**Directive:** Gather all lines with the word "قوله" in them.

--------------------

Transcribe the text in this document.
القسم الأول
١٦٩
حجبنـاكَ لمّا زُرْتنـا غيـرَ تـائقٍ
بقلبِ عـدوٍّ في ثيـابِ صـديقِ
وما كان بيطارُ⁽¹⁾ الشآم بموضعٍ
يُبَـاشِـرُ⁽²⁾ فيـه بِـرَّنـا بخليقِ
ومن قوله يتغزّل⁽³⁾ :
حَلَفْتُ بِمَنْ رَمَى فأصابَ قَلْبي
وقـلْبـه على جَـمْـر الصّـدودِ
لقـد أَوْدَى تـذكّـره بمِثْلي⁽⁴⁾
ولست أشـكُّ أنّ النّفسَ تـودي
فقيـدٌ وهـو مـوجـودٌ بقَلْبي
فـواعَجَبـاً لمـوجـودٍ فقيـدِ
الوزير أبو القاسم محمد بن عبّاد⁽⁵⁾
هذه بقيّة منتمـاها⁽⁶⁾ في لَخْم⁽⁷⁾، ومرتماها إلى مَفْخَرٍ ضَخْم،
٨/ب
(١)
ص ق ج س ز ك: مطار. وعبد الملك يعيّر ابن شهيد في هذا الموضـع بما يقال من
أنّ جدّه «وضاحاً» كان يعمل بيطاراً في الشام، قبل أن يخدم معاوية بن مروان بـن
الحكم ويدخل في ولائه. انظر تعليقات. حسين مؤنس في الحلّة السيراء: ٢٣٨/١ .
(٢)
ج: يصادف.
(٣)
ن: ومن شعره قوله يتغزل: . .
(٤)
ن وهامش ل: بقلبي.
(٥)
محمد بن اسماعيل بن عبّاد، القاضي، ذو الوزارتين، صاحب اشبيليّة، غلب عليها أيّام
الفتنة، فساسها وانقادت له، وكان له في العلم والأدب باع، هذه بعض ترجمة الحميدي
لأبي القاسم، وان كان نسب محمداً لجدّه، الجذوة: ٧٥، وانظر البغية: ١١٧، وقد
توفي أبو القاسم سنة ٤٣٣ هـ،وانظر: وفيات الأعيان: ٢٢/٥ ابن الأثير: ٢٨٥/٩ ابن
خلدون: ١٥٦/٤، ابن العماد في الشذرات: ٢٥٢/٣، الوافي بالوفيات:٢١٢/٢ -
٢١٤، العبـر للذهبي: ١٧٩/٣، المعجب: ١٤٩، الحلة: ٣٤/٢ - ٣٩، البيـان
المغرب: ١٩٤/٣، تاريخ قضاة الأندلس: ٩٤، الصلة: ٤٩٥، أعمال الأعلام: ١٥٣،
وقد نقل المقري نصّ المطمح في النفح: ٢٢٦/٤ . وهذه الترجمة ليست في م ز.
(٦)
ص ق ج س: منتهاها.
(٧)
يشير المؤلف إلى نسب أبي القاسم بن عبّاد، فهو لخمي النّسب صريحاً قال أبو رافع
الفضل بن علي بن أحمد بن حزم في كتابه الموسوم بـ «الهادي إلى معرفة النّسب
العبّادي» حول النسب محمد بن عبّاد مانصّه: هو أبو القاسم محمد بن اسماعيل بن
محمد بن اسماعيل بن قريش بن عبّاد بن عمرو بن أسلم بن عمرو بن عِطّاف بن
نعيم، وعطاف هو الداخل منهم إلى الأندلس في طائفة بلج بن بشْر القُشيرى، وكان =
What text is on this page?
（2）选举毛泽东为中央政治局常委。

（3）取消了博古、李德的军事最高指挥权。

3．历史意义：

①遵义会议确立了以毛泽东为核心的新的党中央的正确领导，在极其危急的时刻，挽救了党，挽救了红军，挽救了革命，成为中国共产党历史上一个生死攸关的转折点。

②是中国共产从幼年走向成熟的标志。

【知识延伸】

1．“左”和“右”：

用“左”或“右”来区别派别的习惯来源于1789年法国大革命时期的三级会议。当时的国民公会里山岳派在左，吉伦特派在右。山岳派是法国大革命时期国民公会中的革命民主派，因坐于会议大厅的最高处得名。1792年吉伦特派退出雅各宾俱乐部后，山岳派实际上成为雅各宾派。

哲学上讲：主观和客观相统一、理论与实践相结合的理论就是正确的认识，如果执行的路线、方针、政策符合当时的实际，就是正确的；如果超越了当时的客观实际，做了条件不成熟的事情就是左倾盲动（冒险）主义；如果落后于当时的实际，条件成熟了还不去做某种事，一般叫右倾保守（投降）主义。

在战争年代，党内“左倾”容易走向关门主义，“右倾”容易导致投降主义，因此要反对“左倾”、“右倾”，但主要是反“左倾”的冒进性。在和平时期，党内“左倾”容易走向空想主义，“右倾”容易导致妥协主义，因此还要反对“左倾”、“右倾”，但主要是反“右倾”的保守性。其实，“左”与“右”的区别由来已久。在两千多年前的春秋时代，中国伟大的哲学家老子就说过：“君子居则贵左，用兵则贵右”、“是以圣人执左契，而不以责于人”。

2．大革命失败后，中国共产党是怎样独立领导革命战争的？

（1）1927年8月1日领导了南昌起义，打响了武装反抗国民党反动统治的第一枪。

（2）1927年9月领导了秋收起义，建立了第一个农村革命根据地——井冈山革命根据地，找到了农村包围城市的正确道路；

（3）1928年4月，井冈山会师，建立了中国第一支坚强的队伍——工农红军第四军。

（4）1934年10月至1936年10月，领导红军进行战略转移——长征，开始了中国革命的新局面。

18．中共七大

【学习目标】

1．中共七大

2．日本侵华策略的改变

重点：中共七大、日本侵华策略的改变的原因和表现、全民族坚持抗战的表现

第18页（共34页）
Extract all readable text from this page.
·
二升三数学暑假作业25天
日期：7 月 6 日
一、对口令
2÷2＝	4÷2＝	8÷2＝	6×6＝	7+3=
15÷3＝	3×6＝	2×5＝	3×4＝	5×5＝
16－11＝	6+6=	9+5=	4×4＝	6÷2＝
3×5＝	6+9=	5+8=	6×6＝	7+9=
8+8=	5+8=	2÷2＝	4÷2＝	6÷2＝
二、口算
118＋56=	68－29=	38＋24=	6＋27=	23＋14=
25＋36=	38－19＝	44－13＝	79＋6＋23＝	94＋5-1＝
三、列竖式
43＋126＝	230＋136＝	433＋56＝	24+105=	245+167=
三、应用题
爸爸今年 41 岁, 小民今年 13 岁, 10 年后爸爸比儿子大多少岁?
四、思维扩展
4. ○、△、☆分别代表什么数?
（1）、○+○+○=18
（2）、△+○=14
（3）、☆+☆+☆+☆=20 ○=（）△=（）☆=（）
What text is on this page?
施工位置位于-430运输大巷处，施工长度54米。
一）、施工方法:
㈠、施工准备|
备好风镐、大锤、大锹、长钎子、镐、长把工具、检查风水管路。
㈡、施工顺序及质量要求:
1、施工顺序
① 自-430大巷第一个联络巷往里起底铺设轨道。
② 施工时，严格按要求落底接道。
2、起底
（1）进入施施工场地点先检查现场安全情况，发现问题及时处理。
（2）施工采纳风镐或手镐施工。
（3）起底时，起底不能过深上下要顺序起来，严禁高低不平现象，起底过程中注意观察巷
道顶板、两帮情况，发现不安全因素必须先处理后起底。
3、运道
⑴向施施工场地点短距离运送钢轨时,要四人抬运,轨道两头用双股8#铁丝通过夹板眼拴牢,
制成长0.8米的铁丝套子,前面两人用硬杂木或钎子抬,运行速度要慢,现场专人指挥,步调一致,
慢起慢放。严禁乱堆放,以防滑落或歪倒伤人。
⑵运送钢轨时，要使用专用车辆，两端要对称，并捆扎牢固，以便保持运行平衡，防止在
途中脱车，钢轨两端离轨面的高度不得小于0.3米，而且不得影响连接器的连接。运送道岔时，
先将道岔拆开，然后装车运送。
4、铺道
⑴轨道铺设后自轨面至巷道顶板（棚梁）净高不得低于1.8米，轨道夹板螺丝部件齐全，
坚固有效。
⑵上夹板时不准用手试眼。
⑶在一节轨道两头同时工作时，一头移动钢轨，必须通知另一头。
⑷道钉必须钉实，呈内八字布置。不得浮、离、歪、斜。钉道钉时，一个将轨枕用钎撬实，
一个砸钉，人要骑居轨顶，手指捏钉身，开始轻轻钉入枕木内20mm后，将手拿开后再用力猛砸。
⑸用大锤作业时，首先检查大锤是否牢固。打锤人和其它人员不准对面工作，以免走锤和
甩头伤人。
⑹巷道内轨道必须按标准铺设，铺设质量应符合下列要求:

--------------------

**Right answer:**
ومن قوله يتغزّل⁽³⁾ :
ن: ومن شعره قوله يتغزل: . .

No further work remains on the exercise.